# Stated exercise
Give the number of lines that include the word "ребенка", nothing more.
══════════════════════════════
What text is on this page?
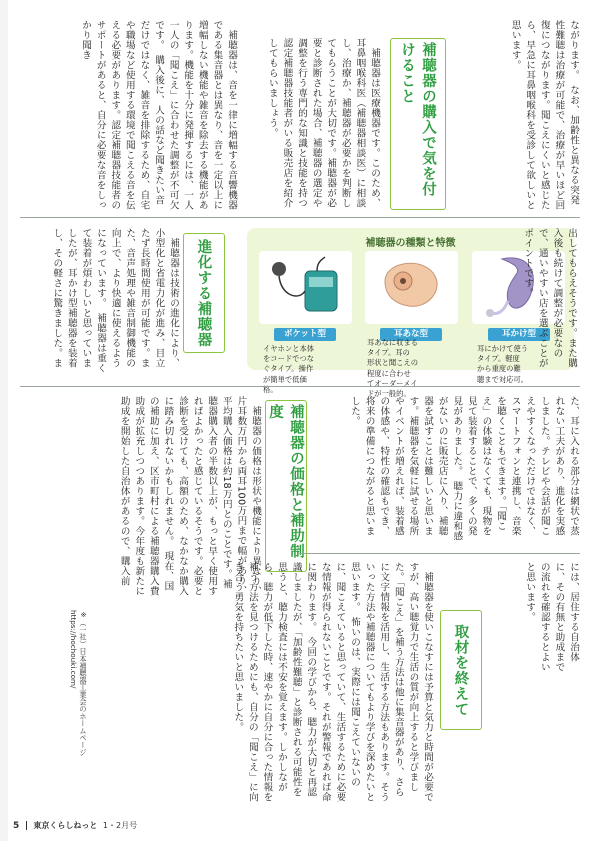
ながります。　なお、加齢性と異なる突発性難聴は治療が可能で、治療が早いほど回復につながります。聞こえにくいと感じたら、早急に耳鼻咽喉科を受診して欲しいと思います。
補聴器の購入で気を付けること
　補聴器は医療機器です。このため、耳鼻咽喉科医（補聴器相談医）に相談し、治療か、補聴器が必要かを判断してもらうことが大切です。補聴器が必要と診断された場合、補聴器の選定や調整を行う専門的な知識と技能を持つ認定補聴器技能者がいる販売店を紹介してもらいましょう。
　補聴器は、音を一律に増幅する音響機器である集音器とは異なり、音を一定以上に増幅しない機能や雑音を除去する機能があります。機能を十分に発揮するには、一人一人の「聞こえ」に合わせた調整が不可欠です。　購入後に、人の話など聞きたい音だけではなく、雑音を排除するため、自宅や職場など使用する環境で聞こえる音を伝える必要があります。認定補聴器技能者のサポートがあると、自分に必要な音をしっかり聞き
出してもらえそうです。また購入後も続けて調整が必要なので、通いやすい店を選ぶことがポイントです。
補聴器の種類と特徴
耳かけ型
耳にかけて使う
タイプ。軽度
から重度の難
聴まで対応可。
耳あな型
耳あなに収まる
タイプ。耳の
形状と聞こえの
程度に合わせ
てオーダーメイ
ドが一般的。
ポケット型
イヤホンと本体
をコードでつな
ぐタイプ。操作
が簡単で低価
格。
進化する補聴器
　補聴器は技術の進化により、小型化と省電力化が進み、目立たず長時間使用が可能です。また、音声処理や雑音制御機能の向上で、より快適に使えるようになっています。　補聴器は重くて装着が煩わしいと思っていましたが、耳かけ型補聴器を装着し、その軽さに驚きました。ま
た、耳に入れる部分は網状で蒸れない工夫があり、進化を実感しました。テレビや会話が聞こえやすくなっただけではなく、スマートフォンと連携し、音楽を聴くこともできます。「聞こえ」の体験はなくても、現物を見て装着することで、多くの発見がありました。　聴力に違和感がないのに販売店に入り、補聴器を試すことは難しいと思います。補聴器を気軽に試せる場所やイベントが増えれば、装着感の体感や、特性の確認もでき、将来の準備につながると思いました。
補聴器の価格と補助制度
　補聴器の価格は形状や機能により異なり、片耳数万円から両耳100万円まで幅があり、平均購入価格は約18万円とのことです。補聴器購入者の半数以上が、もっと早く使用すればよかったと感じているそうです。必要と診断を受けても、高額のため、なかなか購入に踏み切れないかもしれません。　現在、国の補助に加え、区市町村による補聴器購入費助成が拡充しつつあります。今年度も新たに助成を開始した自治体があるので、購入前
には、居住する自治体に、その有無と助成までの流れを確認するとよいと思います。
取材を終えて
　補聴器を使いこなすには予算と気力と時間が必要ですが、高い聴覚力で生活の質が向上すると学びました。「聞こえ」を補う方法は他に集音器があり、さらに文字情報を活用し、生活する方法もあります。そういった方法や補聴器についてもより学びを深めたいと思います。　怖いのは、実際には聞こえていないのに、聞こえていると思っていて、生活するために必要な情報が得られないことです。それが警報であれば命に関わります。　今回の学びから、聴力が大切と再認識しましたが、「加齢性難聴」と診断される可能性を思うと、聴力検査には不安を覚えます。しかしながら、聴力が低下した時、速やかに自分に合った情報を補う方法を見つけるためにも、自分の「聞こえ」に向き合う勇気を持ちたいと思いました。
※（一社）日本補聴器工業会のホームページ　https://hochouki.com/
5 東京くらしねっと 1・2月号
══════════════════════════════
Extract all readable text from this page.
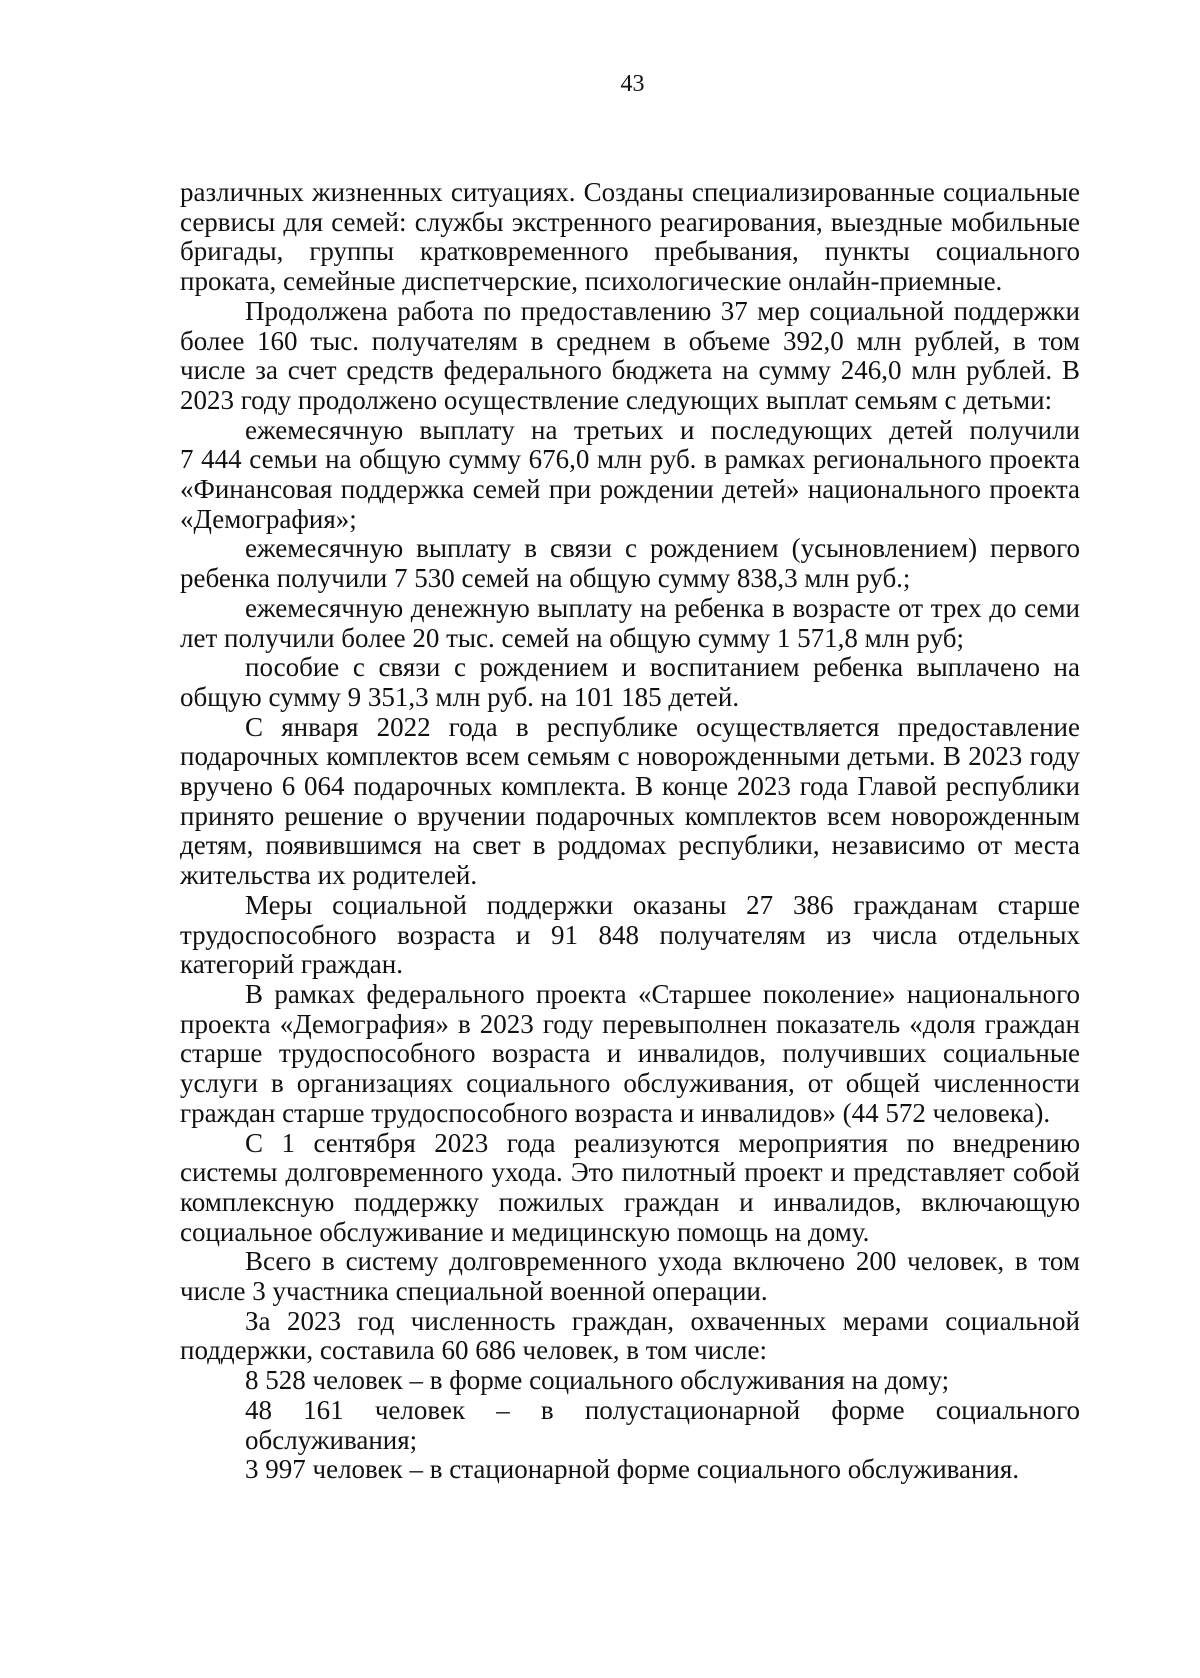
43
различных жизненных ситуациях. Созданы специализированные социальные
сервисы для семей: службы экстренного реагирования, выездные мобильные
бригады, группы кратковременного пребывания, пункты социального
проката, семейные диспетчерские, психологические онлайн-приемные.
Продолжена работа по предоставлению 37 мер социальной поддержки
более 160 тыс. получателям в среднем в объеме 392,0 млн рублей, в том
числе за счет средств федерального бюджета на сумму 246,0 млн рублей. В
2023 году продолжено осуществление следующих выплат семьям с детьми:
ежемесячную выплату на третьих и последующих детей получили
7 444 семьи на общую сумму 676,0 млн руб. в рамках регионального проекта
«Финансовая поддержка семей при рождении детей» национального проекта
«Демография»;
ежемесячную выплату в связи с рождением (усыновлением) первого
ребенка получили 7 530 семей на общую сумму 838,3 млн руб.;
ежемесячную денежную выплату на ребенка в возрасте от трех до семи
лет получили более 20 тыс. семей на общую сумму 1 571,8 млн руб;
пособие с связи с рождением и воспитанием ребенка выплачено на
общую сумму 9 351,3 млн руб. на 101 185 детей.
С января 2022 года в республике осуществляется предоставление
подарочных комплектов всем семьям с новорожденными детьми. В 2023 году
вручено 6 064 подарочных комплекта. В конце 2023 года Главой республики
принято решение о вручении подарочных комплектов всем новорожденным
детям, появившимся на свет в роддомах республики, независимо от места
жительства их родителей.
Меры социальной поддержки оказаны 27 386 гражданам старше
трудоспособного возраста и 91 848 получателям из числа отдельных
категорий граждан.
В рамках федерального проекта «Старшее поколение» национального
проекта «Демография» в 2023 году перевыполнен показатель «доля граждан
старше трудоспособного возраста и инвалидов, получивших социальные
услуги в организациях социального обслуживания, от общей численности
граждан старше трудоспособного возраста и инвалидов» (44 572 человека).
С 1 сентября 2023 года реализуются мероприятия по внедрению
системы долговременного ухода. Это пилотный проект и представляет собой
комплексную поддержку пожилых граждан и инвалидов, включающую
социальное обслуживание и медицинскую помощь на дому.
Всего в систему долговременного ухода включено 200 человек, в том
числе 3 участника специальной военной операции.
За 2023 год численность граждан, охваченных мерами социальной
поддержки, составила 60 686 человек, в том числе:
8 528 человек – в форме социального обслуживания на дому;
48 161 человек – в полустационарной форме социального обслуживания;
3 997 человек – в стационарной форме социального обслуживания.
══════════════════════════════
# Task output
3